### Problem details
Among the lines below, count those with "JSON". Give the total alone.

Saved entries:
----------

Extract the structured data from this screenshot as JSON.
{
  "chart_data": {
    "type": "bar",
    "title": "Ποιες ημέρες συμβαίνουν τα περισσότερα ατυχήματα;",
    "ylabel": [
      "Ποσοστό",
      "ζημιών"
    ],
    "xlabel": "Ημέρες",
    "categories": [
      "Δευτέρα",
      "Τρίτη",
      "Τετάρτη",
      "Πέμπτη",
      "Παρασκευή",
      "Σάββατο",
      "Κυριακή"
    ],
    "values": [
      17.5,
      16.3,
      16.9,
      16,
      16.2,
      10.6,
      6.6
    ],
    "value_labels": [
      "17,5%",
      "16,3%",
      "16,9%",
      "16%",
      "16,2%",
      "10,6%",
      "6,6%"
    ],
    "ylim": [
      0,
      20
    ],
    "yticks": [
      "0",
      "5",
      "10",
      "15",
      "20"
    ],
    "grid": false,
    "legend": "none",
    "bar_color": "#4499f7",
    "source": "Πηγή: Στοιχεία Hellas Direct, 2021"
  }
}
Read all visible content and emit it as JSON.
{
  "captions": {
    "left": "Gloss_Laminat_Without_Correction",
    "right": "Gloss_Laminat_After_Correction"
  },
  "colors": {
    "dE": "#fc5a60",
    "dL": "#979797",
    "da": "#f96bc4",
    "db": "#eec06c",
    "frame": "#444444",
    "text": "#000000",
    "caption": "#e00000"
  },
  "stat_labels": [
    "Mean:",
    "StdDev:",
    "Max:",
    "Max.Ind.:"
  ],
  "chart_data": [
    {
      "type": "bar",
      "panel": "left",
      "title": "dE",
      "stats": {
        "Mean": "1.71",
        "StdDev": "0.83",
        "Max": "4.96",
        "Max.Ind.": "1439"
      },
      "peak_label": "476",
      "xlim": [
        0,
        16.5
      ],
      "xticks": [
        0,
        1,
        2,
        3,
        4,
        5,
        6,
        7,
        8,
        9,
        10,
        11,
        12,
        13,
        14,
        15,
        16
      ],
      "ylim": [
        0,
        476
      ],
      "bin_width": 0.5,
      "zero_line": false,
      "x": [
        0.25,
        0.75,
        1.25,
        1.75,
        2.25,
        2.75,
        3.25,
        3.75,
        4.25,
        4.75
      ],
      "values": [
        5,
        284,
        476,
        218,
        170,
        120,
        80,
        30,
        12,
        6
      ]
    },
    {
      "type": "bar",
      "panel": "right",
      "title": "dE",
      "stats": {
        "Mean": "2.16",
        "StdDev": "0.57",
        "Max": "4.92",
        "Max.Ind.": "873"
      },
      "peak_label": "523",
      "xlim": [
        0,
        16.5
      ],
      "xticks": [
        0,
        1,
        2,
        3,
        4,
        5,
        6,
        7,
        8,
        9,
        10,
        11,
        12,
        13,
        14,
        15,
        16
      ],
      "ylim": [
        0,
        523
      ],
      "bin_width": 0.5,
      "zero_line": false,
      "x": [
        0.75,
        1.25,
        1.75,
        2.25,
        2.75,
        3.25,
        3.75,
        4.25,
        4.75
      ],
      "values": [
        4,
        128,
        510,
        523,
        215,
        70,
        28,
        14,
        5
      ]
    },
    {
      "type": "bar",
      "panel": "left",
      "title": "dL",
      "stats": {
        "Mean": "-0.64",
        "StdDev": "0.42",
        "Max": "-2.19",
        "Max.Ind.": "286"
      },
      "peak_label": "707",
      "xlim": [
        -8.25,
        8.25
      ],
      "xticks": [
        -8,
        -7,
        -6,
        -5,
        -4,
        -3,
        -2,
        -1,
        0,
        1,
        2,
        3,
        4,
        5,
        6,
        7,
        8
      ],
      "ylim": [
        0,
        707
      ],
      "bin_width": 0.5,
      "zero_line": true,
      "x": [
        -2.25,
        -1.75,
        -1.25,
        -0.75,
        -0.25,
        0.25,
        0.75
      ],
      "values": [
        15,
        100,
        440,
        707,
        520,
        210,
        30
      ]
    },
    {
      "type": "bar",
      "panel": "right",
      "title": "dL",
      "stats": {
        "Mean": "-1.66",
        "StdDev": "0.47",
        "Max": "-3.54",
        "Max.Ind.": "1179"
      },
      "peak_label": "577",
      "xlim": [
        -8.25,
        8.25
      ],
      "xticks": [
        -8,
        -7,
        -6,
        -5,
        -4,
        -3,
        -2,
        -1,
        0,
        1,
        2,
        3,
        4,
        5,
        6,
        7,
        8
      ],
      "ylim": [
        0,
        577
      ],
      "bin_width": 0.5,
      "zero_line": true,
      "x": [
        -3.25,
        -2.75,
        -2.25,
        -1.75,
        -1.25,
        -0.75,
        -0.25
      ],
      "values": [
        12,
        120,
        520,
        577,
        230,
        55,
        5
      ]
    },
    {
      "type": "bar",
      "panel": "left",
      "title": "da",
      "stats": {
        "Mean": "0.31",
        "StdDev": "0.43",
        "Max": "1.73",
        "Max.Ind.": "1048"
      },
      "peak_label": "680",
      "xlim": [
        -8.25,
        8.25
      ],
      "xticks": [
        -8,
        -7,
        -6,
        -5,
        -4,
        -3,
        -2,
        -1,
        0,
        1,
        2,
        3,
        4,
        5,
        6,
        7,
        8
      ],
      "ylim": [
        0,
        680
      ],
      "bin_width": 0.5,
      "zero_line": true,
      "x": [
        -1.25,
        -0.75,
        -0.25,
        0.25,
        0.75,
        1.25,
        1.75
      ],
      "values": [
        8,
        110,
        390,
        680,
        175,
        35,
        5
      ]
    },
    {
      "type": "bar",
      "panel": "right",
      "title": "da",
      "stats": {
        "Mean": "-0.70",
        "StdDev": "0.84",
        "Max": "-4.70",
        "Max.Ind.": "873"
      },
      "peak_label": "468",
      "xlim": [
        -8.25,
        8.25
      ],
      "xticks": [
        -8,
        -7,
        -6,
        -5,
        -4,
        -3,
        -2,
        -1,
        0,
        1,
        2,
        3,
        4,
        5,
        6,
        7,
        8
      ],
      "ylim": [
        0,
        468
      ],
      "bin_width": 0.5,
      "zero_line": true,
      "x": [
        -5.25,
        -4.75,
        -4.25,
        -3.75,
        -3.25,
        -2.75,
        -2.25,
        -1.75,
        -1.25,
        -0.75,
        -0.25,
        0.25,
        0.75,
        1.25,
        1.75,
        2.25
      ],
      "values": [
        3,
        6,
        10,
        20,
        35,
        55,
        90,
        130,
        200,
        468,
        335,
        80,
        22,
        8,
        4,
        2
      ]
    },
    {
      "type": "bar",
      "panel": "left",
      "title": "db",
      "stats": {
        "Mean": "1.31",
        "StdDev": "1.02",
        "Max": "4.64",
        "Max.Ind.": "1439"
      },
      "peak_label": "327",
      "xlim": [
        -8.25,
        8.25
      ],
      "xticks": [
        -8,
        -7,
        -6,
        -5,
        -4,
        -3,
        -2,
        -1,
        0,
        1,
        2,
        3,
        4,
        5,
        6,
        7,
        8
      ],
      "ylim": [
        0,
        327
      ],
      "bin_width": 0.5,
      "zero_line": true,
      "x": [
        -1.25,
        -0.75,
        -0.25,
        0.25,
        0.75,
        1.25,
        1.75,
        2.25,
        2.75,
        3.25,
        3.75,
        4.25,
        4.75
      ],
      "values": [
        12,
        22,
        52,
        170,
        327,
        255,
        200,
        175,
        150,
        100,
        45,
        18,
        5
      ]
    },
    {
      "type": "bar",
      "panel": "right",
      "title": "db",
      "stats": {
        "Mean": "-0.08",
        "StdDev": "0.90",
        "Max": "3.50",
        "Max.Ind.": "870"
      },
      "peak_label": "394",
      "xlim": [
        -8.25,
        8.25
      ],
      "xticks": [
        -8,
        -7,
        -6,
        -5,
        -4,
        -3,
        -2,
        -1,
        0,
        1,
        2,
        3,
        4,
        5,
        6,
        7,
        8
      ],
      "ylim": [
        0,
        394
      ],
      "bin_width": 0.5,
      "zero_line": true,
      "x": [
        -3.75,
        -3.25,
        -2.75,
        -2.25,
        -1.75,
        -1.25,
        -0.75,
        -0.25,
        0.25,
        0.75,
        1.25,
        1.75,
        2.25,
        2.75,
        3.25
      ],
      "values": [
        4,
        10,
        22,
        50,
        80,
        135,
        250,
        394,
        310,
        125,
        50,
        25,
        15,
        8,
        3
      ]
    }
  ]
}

----------

### Answer to the task
2